■ **Short problem**
Set down each line of the data below exactly as it stands, dropping the pictures.

■ **Supplied material**
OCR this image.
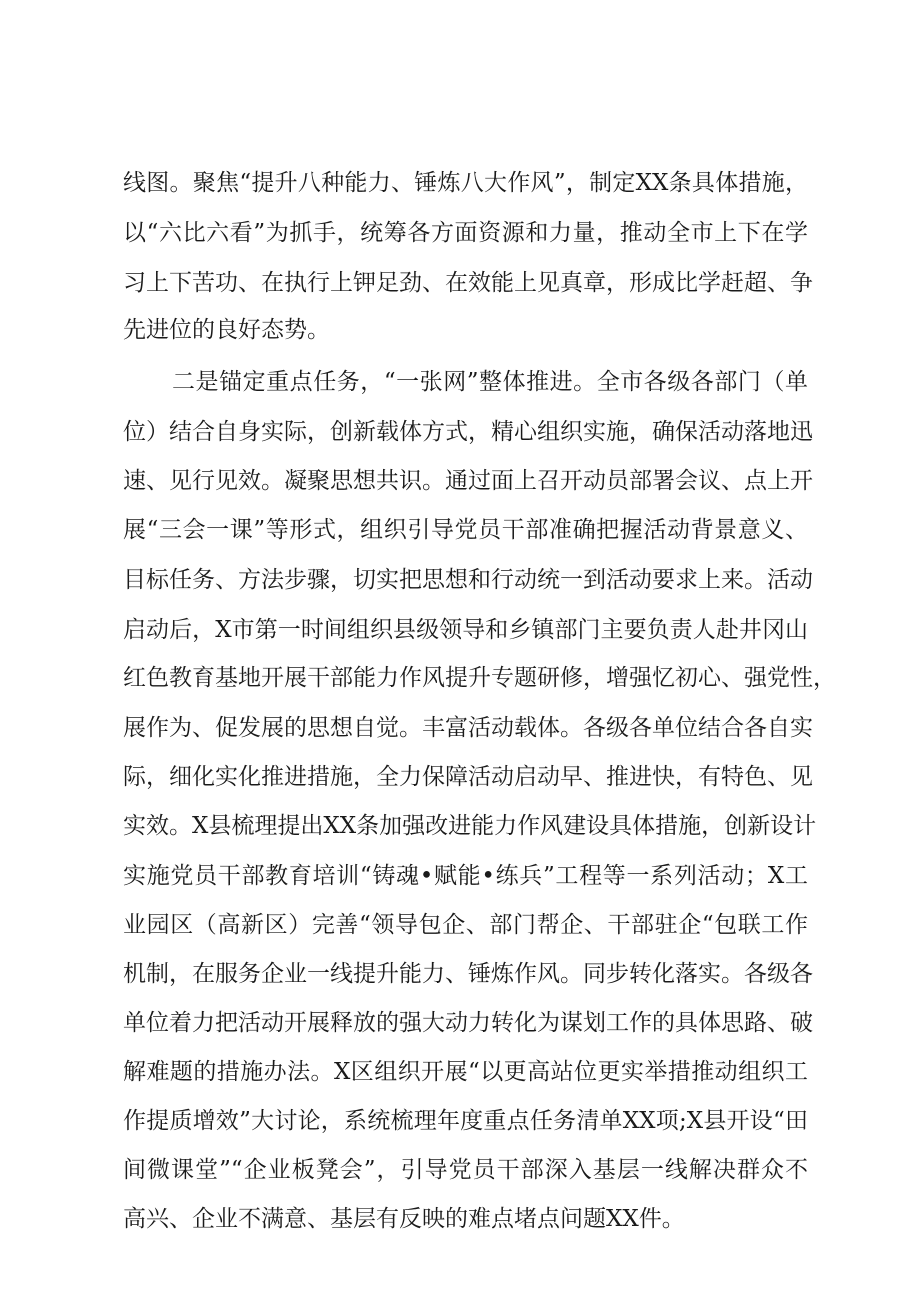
线图。聚焦“提升八种能力、锤炼八大作风”，制定XX条具体措施，
以“六比六看”为抓手，统筹各方面资源和力量，推动全市上下在学
习上下苦功、在执行上钾足劲、在效能上见真章，形成比学赶超、争
先进位的良好态势。
二是锚定重点任务，“一张网”整体推进。全市各级各部门（单
位）结合自身实际，创新载体方式，精心组织实施，确保活动落地迅
速、见行见效。凝聚思想共识。通过面上召开动员部署会议、点上开
展“三会一课”等形式，组织引导党员干部准确把握活动背景意义、
目标任务、方法步骤，切实把思想和行动统一到活动要求上来。活动
启动后，X市第一时间组织县级领导和乡镇部门主要负责人赴井冈山
红色教育基地开展干部能力作风提升专题研修，增强忆初心、强党性，
展作为、促发展的思想自觉。丰富活动载体。各级各单位结合各自实
际，细化实化推进措施，全力保障活动启动早、推进快，有特色、见
实效。X县梳理提出XX条加强改进能力作风建设具体措施，创新设计
实施党员干部教育培训“铸魂•赋能•练兵”工程等一系列活动；X工
业园区（高新区）完善“领导包企、部门帮企、干部驻企“包联工作
机制，在服务企业一线提升能力、锤炼作风。同步转化落实。各级各
单位着力把活动开展释放的强大动力转化为谋划工作的具体思路、破
解难题的措施办法。X区组织开展“以更高站位更实举措推动组织工
作提质增效”大讨论，系统梳理年度重点任务清单XX项;X县开设“田
间微课堂”“企业板凳会”，引导党员干部深入基层一线解决群众不
高兴、企业不满意、基层有反映的难点堵点问题XX件。
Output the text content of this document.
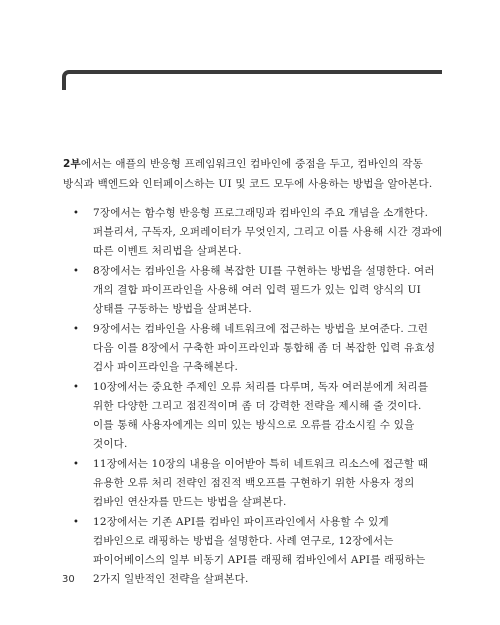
2부에서는 애플의 반응형 프레임워크인 컴바인에 중점을 두고, 컴바인의 작동 방식과 백엔드와 인터페이스하는 UI 및 코드 모두에 사용하는 방법을 알아본다.

• 7장에서는 함수형 반응형 프로그래밍과 컴바인의 주요 개념을 소개한다. 퍼블리셔, 구독자, 오퍼레이터가 무엇인지, 그리고 이를 사용해 시간 경과에 따른 이벤트 처리법을 살펴본다.
• 8장에서는 컴바인을 사용해 복잡한 UI를 구현하는 방법을 설명한다. 여러 개의 결합 파이프라인을 사용해 여러 입력 필드가 있는 입력 양식의 UI 상태를 구동하는 방법을 살펴본다.
• 9장에서는 컴바인을 사용해 네트워크에 접근하는 방법을 보여준다. 그런 다음 이를 8장에서 구축한 파이프라인과 통합해 좀 더 복잡한 입력 유효성 검사 파이프라인을 구축해본다.
• 10장에서는 중요한 주제인 오류 처리를 다루며, 독자 여러분에게 처리를 위한 다양한 그리고 점진적이며 좀 더 강력한 전략을 제시해 줄 것이다. 이를 통해 사용자에게는 의미 있는 방식으로 오류를 감소시킬 수 있을 것이다.
• 11장에서는 10장의 내용을 이어받아 특히 네트워크 리소스에 접근할 때 유용한 오류 처리 전략인 점진적 백오프를 구현하기 위한 사용자 정의 컴바인 연산자를 만드는 방법을 살펴본다.
• 12장에서는 기존 API를 컴바인 파이프라인에서 사용할 수 있게 컴바인으로 래핑하는 방법을 설명한다. 사례 연구로, 12장에서는 파이어베이스의 일부 비동기 API를 래핑해 컴바인에서 API를 래핑하는 2가지 일반적인 전략을 살펴본다.
30
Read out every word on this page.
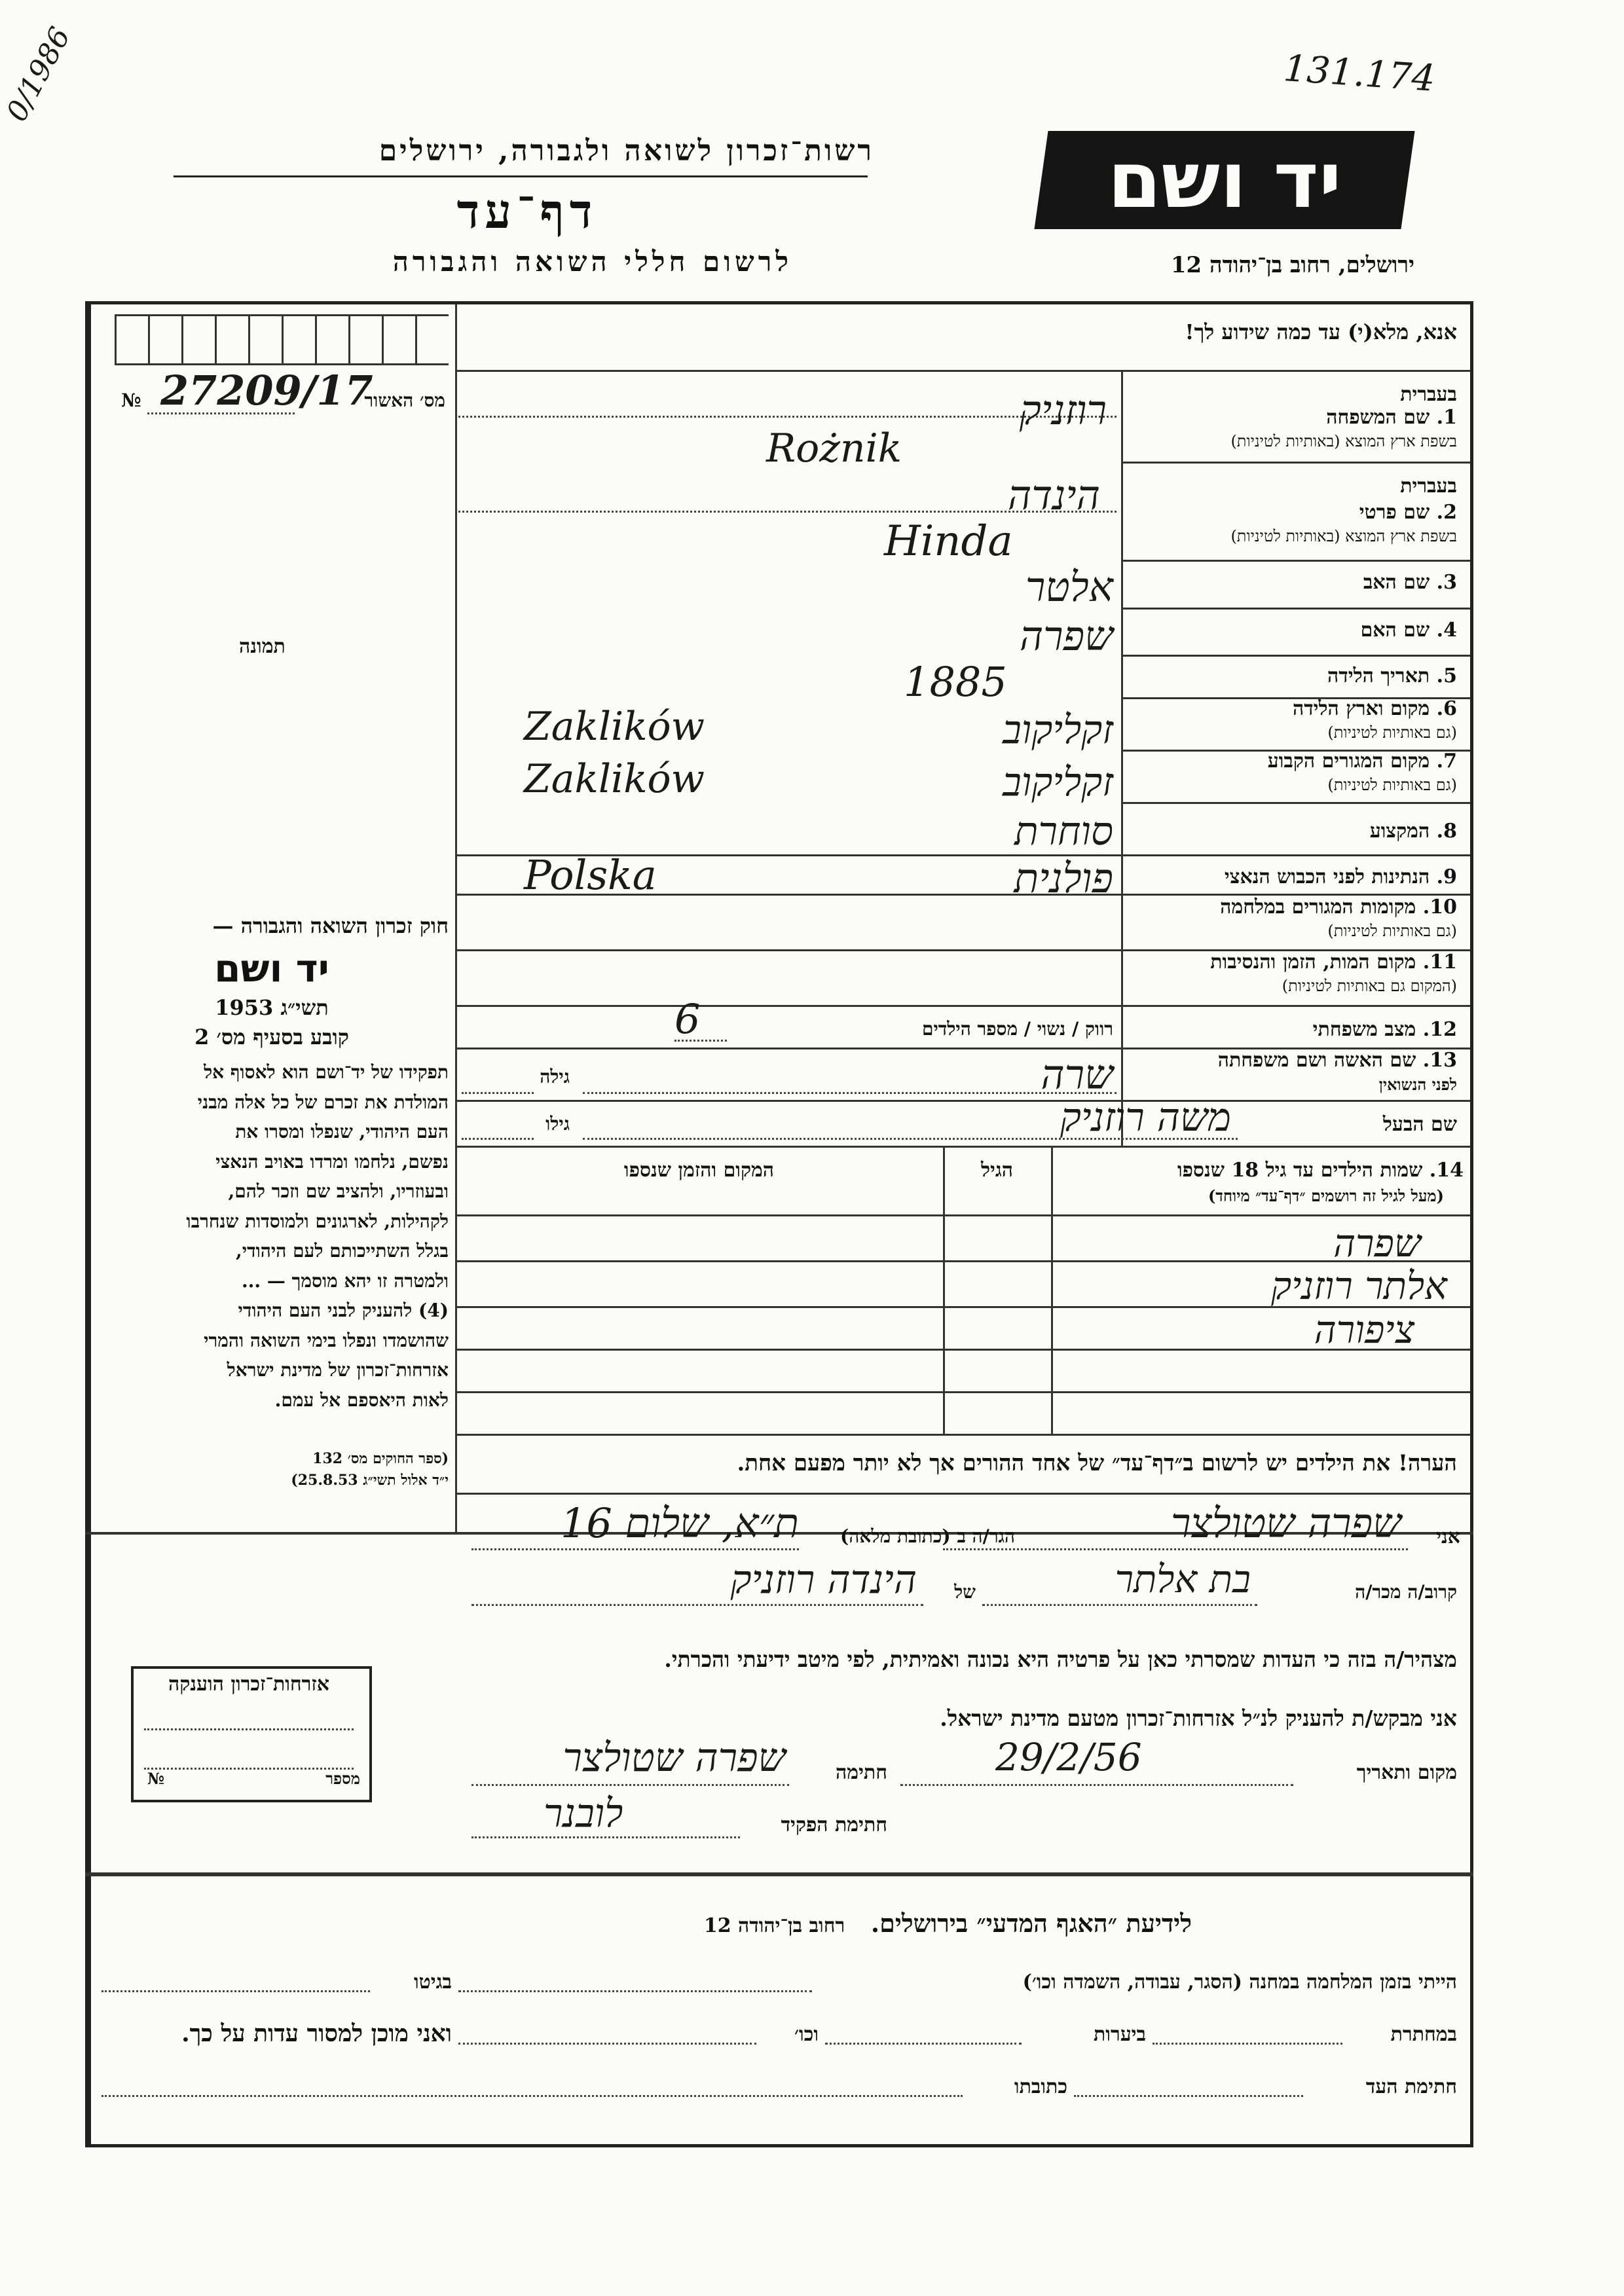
131.174
0/1986
רשות־זכרון לשואה ולגבורה, ירושלים
דף־עד
לרשום חללי השואה והגבורה
יד ושם
ירושלים, רחוב בן־יהודה 12
אנא, מלא(י) עד כמה שידוע לך!
מס׳ האשור
№ 27209/17
תמונה
בעברית
1. שם המשפחה
בשפת ארץ המוצא (באותיות לטיניות)
בעברית
2. שם פרטי
בשפת ארץ המוצא (באותיות לטיניות)
3. שם האב
4. שם האם
5. תאריך הלידה
6. מקום וארץ הלידה
(גם באותיות לטיניות)
7. מקום המגורים הקבוע
(גם באותיות לטיניות)
8. המקצוע
9. הנתינות לפני הכבוש הנאצי
10. מקומות המגורים במלחמה
(גם באותיות לטיניות)
11. מקום המות, הזמן והנסיבות
(המקום גם באותיות לטיניות)
12. מצב משפחתי
רווק / נשוי / מספר הילדים
6
13. שם האשה ושם משפחתה
לפני הנשואין
גילה	שרה
שם הבעל
גילו	משה רוזניק
רוזניק
Rożnik
הינדה
Hinda
אלטר
שפרה
1885
זקליקוב
Zaklików
זקליקוב
Zaklików
סוחרת
פולנית
Polska
14. שמות הילדים עד גיל 18 שנספו
(מעל לגיל זה רושמים ״דף־עד״ מיוחד)
הגיל
המקום והזמן שנספו
שפרה
אלתר רוזניק
ציפורה
הערה! את הילדים יש לרשום ב״דף־עד״ של אחד ההורים אך לא יותר מפעם אחת.
חוק זכרון השואה והגבורה —
יד ושם
תשי״ג 1953
קובע בסעיף מס׳ 2
תפקידו של יד־ושם הוא לאסוף אל
המולדת את זכרם של כל אלה מבני
העם היהודי, שנפלו ומסרו את
נפשם, נלחמו ומרדו באויב הנאצי
ובעוזריו, ולהציב שם וזכר להם,
לקהילות, לארגונים ולמוסדות שנחרבו
בגלל השתייכותם לעם היהודי,
ולמטרה זו יהא מוסמך — ...
(4) להעניק לבני העם היהודי
שהושמדו ונפלו בימי השואה והמרי
אזרחות־זכרון של מדינת ישראל
לאות היאספם אל עמם.
(ספר החוקים מס׳ 132
י״ד אלול תשי״ג 25.8.53)
אני
שפרה שטולצר
הגר/ה ב (כתובת מלאה)
ת״א, שלום 16
קרוב/ה מכר/ה
בת אלתר
של
הינדה רוזניק
מצהיר/ה בזה כי העדות שמסרתי כאן על פרטיה היא נכונה ואמיתית, לפי מיטב ידיעתי והכרתי.
אני מבקש/ת להעניק לנ״ל אזרחות־זכרון מטעם מדינת ישראל.
מקום ותאריך
29/2/56
חתימה
שפרה שטולצר
חתימת הפקיד
לובנר
אזרחות־זכרון הוענקה
מספר
№
לידיעת ״האגף המדעי״ בירושלים.   רחוב בן־יהודה 12
הייתי בזמן המלחמה במחנה (הסגר, עבודה, השמדה וכו׳)
בגיטו
במחתרת
ביערות
וכו׳
ואני מוכן למסור עדות על כך.
חתימת העד
כתובתו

■ **Solved problem**
OCR this image.
线图。聚焦“提升八种能力、锤炼八大作风”，制定XX条具体措施，
以“六比六看”为抓手，统筹各方面资源和力量，推动全市上下在学
习上下苦功、在执行上钾足劲、在效能上见真章，形成比学赶超、争
先进位的良好态势。
二是锚定重点任务，“一张网”整体推进。全市各级各部门（单
位）结合自身实际，创新载体方式，精心组织实施，确保活动落地迅
速、见行见效。凝聚思想共识。通过面上召开动员部署会议、点上开
展“三会一课”等形式，组织引导党员干部准确把握活动背景意义、
目标任务、方法步骤，切实把思想和行动统一到活动要求上来。活动
启动后，X市第一时间组织县级领导和乡镇部门主要负责人赴井冈山
红色教育基地开展干部能力作风提升专题研修，增强忆初心、强党性，
展作为、促发展的思想自觉。丰富活动载体。各级各单位结合各自实
际，细化实化推进措施，全力保障活动启动早、推进快，有特色、见
实效。X县梳理提出XX条加强改进能力作风建设具体措施，创新设计
实施党员干部教育培训“铸魂•赋能•练兵”工程等一系列活动；X工
业园区（高新区）完善“领导包企、部门帮企、干部驻企“包联工作
机制，在服务企业一线提升能力、锤炼作风。同步转化落实。各级各
单位着力把活动开展释放的强大动力转化为谋划工作的具体思路、破
解难题的措施办法。X区组织开展“以更高站位更实举措推动组织工
作提质增效”大讨论，系统梳理年度重点任务清单XX项;X县开设“田
间微课堂”“企业板凳会”，引导党员干部深入基层一线解决群众不
高兴、企业不满意、基层有反映的难点堵点问题XX件。
Output the text content of this document.
2부에서는 애플의 반응형 프레임워크인 컴바인에 중점을 두고, 컴바인의 작동 방식과 백엔드와 인터페이스하는 UI 및 코드 모두에 사용하는 방법을 알아본다.

• 7장에서는 함수형 반응형 프로그래밍과 컴바인의 주요 개념을 소개한다. 퍼블리셔, 구독자, 오퍼레이터가 무엇인지, 그리고 이를 사용해 시간 경과에 따른 이벤트 처리법을 살펴본다.
• 8장에서는 컴바인을 사용해 복잡한 UI를 구현하는 방법을 설명한다. 여러 개의 결합 파이프라인을 사용해 여러 입력 필드가 있는 입력 양식의 UI 상태를 구동하는 방법을 살펴본다.
• 9장에서는 컴바인을 사용해 네트워크에 접근하는 방법을 보여준다. 그런 다음 이를 8장에서 구축한 파이프라인과 통합해 좀 더 복잡한 입력 유효성 검사 파이프라인을 구축해본다.
• 10장에서는 중요한 주제인 오류 처리를 다루며, 독자 여러분에게 처리를 위한 다양한 그리고 점진적이며 좀 더 강력한 전략을 제시해 줄 것이다. 이를 통해 사용자에게는 의미 있는 방식으로 오류를 감소시킬 수 있을 것이다.
• 11장에서는 10장의 내용을 이어받아 특히 네트워크 리소스에 접근할 때 유용한 오류 처리 전략인 점진적 백오프를 구현하기 위한 사용자 정의 컴바인 연산자를 만드는 방법을 살펴본다.
• 12장에서는 기존 API를 컴바인 파이프라인에서 사용할 수 있게 컴바인으로 래핑하는 방법을 설명한다. 사례 연구로, 12장에서는 파이어베이스의 일부 비동기 API를 래핑해 컴바인에서 API를 래핑하는 2가지 일반적인 전략을 살펴본다.
30
Read out every word on this page.
131.174
0/1986
רשות־זכרון לשואה ולגבורה, ירושלים
דף־עד
לרשום חללי השואה והגבורה
יד ושם
ירושלים, רחוב בן־יהודה 12
אנא, מלא(י) עד כמה שידוע לך!
מס׳ האשור
№ 27209/17
תמונה
בעברית
1. שם המשפחה
בשפת ארץ המוצא (באותיות לטיניות)
בעברית
2. שם פרטי
בשפת ארץ המוצא (באותיות לטיניות)
3. שם האב
4. שם האם
5. תאריך הלידה
6. מקום וארץ הלידה
(גם באותיות לטיניות)
7. מקום המגורים הקבוע
(גם באותיות לטיניות)
8. המקצוע
9. הנתינות לפני הכבוש הנאצי
10. מקומות המגורים במלחמה
(גם באותיות לטיניות)
11. מקום המות, הזמן והנסיבות
(המקום גם באותיות לטיניות)
12. מצב משפחתי
רווק / נשוי / מספר הילדים
6
13. שם האשה ושם משפחתה
לפני הנשואין
גילה	שרה
שם הבעל
גילו	משה רוזניק
רוזניק
Rożnik
הינדה
Hinda
אלטר
שפרה
1885
זקליקוב
Zaklików
זקליקוב
Zaklików
סוחרת
פולנית
Polska
14. שמות הילדים עד גיל 18 שנספו
(מעל לגיל זה רושמים ״דף־עד״ מיוחד)
הגיל
המקום והזמן שנספו
שפרה
אלתר רוזניק
ציפורה
הערה! את הילדים יש לרשום ב״דף־עד״ של אחד ההורים אך לא יותר מפעם אחת.
חוק זכרון השואה והגבורה —
יד ושם
תשי״ג 1953
קובע בסעיף מס׳ 2
תפקידו של יד־ושם הוא לאסוף אל
המולדת את זכרם של כל אלה מבני
העם היהודי, שנפלו ומסרו את
נפשם, נלחמו ומרדו באויב הנאצי
ובעוזריו, ולהציב שם וזכר להם,
לקהילות, לארגונים ולמוסדות שנחרבו
בגלל השתייכותם לעם היהודי,
ולמטרה זו יהא מוסמך — ...
(4) להעניק לבני העם היהודי
שהושמדו ונפלו בימי השואה והמרי
אזרחות־זכרון של מדינת ישראל
לאות היאספם אל עמם.
(ספר החוקים מס׳ 132
י״ד אלול תשי״ג 25.8.53)
אני
שפרה שטולצר
הגר/ה ב (כתובת מלאה)
ת״א, שלום 16
קרוב/ה מכר/ה
בת אלתר
של
הינדה רוזניק
מצהיר/ה בזה כי העדות שמסרתי כאן על פרטיה היא נכונה ואמיתית, לפי מיטב ידיעתי והכרתי.
אני מבקש/ת להעניק לנ״ל אזרחות־זכרון מטעם מדינת ישראל.
מקום ותאריך
29/2/56
חתימה
שפרה שטולצר
חתימת הפקיד
לובנר
אזרחות־זכרון הוענקה
מספר
№
לידיעת ״האגף המדעי״ בירושלים.   רחוב בן־יהודה 12
הייתי בזמן המלחמה במחנה (הסגר, עבודה, השמדה וכו׳)
בגיטו
במחתרת
ביערות
וכו׳
ואני מוכן למסור עדות על כך.
חתימת העד
כתובתו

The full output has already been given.